-- Begin DATA LINES --

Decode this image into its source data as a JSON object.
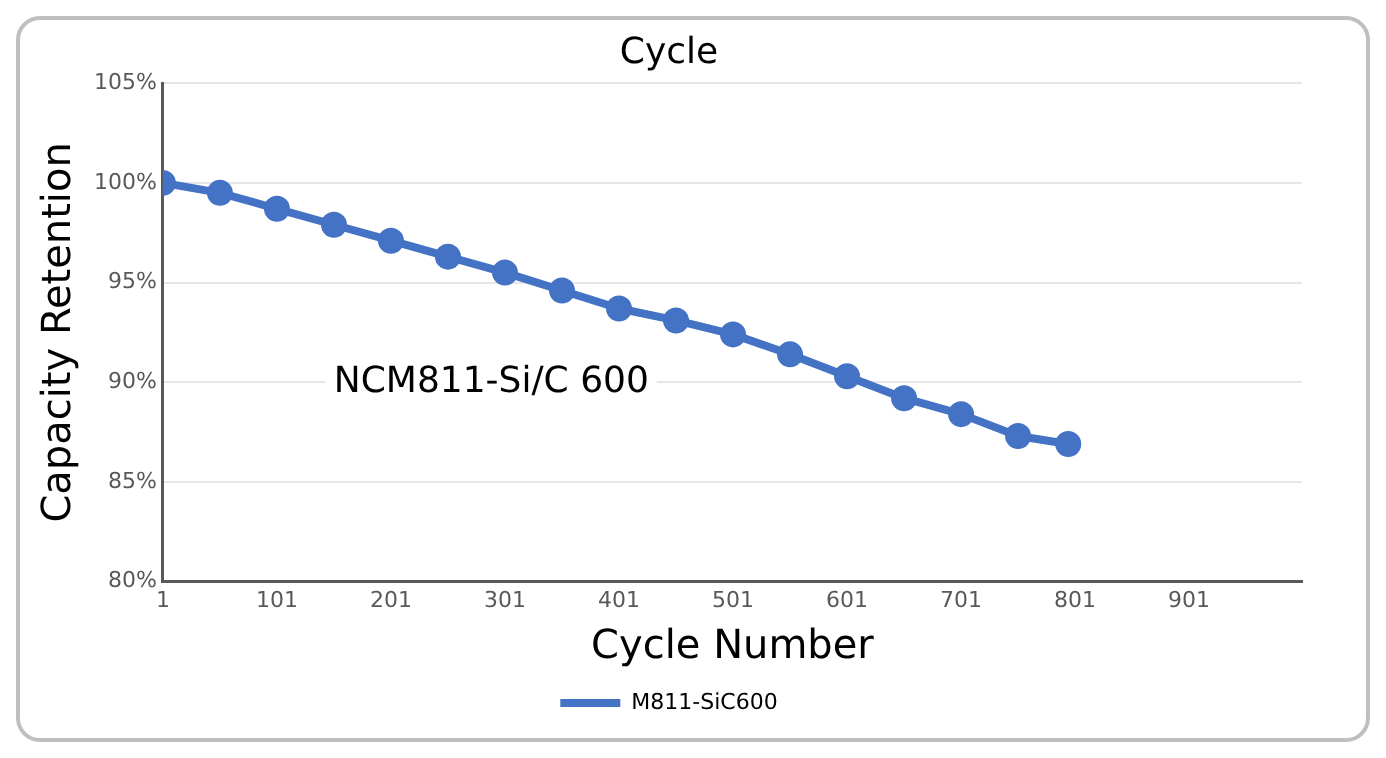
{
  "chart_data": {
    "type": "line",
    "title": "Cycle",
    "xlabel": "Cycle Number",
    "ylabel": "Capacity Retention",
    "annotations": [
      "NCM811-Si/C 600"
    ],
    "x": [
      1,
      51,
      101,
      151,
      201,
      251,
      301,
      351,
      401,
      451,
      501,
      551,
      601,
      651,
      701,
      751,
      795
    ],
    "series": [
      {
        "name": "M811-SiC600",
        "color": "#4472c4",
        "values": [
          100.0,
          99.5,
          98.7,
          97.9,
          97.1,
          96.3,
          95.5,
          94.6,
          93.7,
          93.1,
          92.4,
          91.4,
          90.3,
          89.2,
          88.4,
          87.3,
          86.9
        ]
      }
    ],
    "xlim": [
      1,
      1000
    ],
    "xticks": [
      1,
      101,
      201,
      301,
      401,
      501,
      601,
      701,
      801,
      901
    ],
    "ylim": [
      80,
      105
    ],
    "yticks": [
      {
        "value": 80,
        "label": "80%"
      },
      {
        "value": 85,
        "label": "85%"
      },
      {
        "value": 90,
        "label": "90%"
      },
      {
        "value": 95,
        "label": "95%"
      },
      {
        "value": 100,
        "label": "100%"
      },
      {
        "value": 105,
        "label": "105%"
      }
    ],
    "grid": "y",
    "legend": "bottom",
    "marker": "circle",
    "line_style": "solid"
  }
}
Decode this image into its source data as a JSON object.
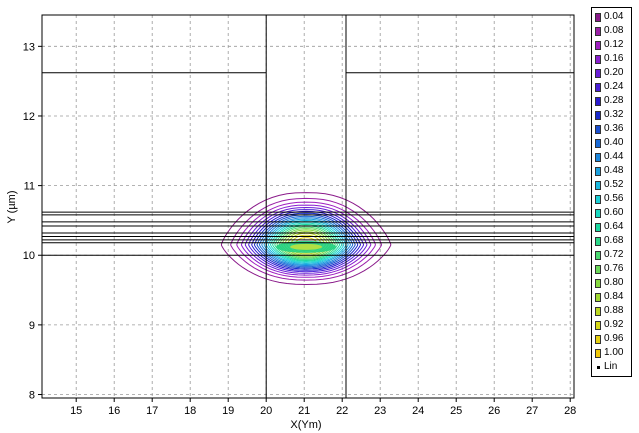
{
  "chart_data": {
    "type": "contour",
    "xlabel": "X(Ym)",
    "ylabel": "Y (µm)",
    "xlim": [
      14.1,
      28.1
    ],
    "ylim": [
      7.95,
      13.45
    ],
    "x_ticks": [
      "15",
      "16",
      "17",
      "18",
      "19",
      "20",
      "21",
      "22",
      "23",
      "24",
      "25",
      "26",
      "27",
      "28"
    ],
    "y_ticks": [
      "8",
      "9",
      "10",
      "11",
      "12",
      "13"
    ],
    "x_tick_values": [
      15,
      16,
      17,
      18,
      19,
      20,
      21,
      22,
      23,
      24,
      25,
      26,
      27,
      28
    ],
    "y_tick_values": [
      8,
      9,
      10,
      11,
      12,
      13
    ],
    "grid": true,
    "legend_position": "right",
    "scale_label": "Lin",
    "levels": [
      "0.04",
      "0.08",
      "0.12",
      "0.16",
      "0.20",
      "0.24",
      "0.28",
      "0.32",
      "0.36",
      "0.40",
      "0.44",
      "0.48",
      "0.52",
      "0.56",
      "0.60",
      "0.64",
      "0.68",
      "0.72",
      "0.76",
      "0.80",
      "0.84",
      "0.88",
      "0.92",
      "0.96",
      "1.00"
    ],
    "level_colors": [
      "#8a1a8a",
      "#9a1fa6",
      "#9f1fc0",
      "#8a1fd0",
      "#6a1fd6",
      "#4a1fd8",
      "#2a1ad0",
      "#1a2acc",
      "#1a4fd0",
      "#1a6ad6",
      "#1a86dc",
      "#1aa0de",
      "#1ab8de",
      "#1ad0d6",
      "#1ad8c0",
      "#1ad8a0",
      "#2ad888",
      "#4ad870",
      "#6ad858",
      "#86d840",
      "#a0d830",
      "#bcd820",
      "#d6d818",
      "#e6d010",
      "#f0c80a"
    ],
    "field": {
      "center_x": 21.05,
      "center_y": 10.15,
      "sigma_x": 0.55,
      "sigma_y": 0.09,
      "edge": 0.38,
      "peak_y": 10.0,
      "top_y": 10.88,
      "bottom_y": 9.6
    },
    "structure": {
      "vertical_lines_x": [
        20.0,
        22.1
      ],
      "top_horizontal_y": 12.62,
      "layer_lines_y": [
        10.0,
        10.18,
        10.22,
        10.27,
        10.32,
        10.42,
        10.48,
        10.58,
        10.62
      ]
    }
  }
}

-- End DATA LINES --

STATED PROBLEM: Can you repeat every record above exactly, apart from the pictures?

TASK RESULT:
Decode this image into its source data as a JSON object.
{
  "chart_data": {
    "type": "line",
    "title": "Cycle",
    "xlabel": "Cycle Number",
    "ylabel": "Capacity Retention",
    "annotations": [
      "NCM811-Si/C 600"
    ],
    "x": [
      1,
      51,
      101,
      151,
      201,
      251,
      301,
      351,
      401,
      451,
      501,
      551,
      601,
      651,
      701,
      751,
      795
    ],
    "series": [
      {
        "name": "M811-SiC600",
        "color": "#4472c4",
        "values": [
          100.0,
          99.5,
          98.7,
          97.9,
          97.1,
          96.3,
          95.5,
          94.6,
          93.7,
          93.1,
          92.4,
          91.4,
          90.3,
          89.2,
          88.4,
          87.3,
          86.9
        ]
      }
    ],
    "xlim": [
      1,
      1000
    ],
    "xticks": [
      1,
      101,
      201,
      301,
      401,
      501,
      601,
      701,
      801,
      901
    ],
    "ylim": [
      80,
      105
    ],
    "yticks": [
      {
        "value": 80,
        "label": "80%"
      },
      {
        "value": 85,
        "label": "85%"
      },
      {
        "value": 90,
        "label": "90%"
      },
      {
        "value": 95,
        "label": "95%"
      },
      {
        "value": 100,
        "label": "100%"
      },
      {
        "value": 105,
        "label": "105%"
      }
    ],
    "grid": "y",
    "legend": "bottom",
    "marker": "circle",
    "line_style": "solid"
  }
}
Decode this image into its source data as a JSON object.
{
  "chart_data": {
    "type": "contour",
    "xlabel": "X(Ym)",
    "ylabel": "Y (µm)",
    "xlim": [
      14.1,
      28.1
    ],
    "ylim": [
      7.95,
      13.45
    ],
    "x_ticks": [
      "15",
      "16",
      "17",
      "18",
      "19",
      "20",
      "21",
      "22",
      "23",
      "24",
      "25",
      "26",
      "27",
      "28"
    ],
    "y_ticks": [
      "8",
      "9",
      "10",
      "11",
      "12",
      "13"
    ],
    "x_tick_values": [
      15,
      16,
      17,
      18,
      19,
      20,
      21,
      22,
      23,
      24,
      25,
      26,
      27,
      28
    ],
    "y_tick_values": [
      8,
      9,
      10,
      11,
      12,
      13
    ],
    "grid": true,
    "legend_position": "right",
    "scale_label": "Lin",
    "levels": [
      "0.04",
      "0.08",
      "0.12",
      "0.16",
      "0.20",
      "0.24",
      "0.28",
      "0.32",
      "0.36",
      "0.40",
      "0.44",
      "0.48",
      "0.52",
      "0.56",
      "0.60",
      "0.64",
      "0.68",
      "0.72",
      "0.76",
      "0.80",
      "0.84",
      "0.88",
      "0.92",
      "0.96",
      "1.00"
    ],
    "level_colors": [
      "#8a1a8a",
      "#9a1fa6",
      "#9f1fc0",
      "#8a1fd0",
      "#6a1fd6",
      "#4a1fd8",
      "#2a1ad0",
      "#1a2acc",
      "#1a4fd0",
      "#1a6ad6",
      "#1a86dc",
      "#1aa0de",
      "#1ab8de",
      "#1ad0d6",
      "#1ad8c0",
      "#1ad8a0",
      "#2ad888",
      "#4ad870",
      "#6ad858",
      "#86d840",
      "#a0d830",
      "#bcd820",
      "#d6d818",
      "#e6d010",
      "#f0c80a"
    ],
    "field": {
      "center_x": 21.05,
      "center_y": 10.15,
      "sigma_x": 0.55,
      "sigma_y": 0.09,
      "edge": 0.38,
      "peak_y": 10.0,
      "top_y": 10.88,
      "bottom_y": 9.6
    },
    "structure": {
      "vertical_lines_x": [
        20.0,
        22.1
      ],
      "top_horizontal_y": 12.62,
      "layer_lines_y": [
        10.0,
        10.18,
        10.22,
        10.27,
        10.32,
        10.42,
        10.48,
        10.58,
        10.62
      ]
    }
  }
}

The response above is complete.